◆ **Stated task**: From the listing below, extract each entry exactly as written, minus the images.

Dataset excerpts:
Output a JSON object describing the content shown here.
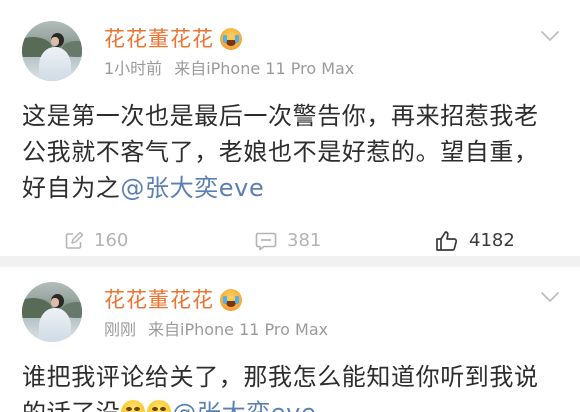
{
  "colors": {
    "name": "#ec7330",
    "meta": "#9b9b9b",
    "body": "#2d2d2d",
    "mention": "#5b7fb2",
    "action": "#b3b3b3",
    "like": "#3a3a3a",
    "divider": "#f1f1f1",
    "chevron": "#bcbcbc"
  },
  "posts": [
    {
      "author": {
        "name": "花花董花花",
        "name_badge_icon": "crying-face"
      },
      "time": "1小时前",
      "source": "来自iPhone 11 Pro Max",
      "menu_icon": "chevron-down",
      "body": {
        "lines": [
          "这是第一次也是最后一次警告你，再来招惹我老",
          "公我就不客气了，老娘也不是好惹的。望自重，",
          "好自为之"
        ],
        "mention": "@张大奕eve"
      },
      "actions": {
        "repost": {
          "icon": "repost",
          "count": 160
        },
        "comment": {
          "icon": "comment",
          "count": 381
        },
        "like": {
          "icon": "thumbs-up",
          "count": 4182
        }
      }
    },
    {
      "author": {
        "name": "花花董花花",
        "name_badge_icon": "crying-face"
      },
      "time": "刚刚",
      "source": "来自iPhone 11 Pro Max",
      "menu_icon": "chevron-down",
      "body": {
        "lines": [
          "谁把我评论给关了，那我怎么能知道你听到我说",
          "的话了没"
        ],
        "emojis": [
          "laughing-tears",
          "laughing-tears"
        ],
        "mention": "@张大奕eve"
      }
    }
  ]
}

◆ **Solved exercise**:
Output a JSON object describing the content shown here.
{
  "colors": {
    "name": "#ec7330",
    "meta": "#9b9b9b",
    "body": "#2d2d2d",
    "mention": "#5b7fb2",
    "action": "#b3b3b3",
    "like": "#3a3a3a",
    "divider": "#f1f1f1",
    "chevron": "#bcbcbc"
  },
  "posts": [
    {
      "author": {
        "name": "花花董花花",
        "name_badge_icon": "crying-face"
      },
      "time": "1小时前",
      "source": "来自iPhone 11 Pro Max",
      "menu_icon": "chevron-down",
      "body": {
        "lines": [
          "这是第一次也是最后一次警告你，再来招惹我老",
          "公我就不客气了，老娘也不是好惹的。望自重，",
          "好自为之"
        ],
        "mention": "@张大奕eve"
      },
      "actions": {
        "repost": {
          "icon": "repost",
          "count": 160
        },
        "comment": {
          "icon": "comment",
          "count": 381
        },
        "like": {
          "icon": "thumbs-up",
          "count": 4182
        }
      }
    },
    {
      "author": {
        "name": "花花董花花",
        "name_badge_icon": "crying-face"
      },
      "time": "刚刚",
      "source": "来自iPhone 11 Pro Max",
      "menu_icon": "chevron-down",
      "body": {
        "lines": [
          "谁把我评论给关了，那我怎么能知道你听到我说",
          "的话了没"
        ],
        "emojis": [
          "laughing-tears",
          "laughing-tears"
        ],
        "mention": "@张大奕eve"
      }
    }
  ]
}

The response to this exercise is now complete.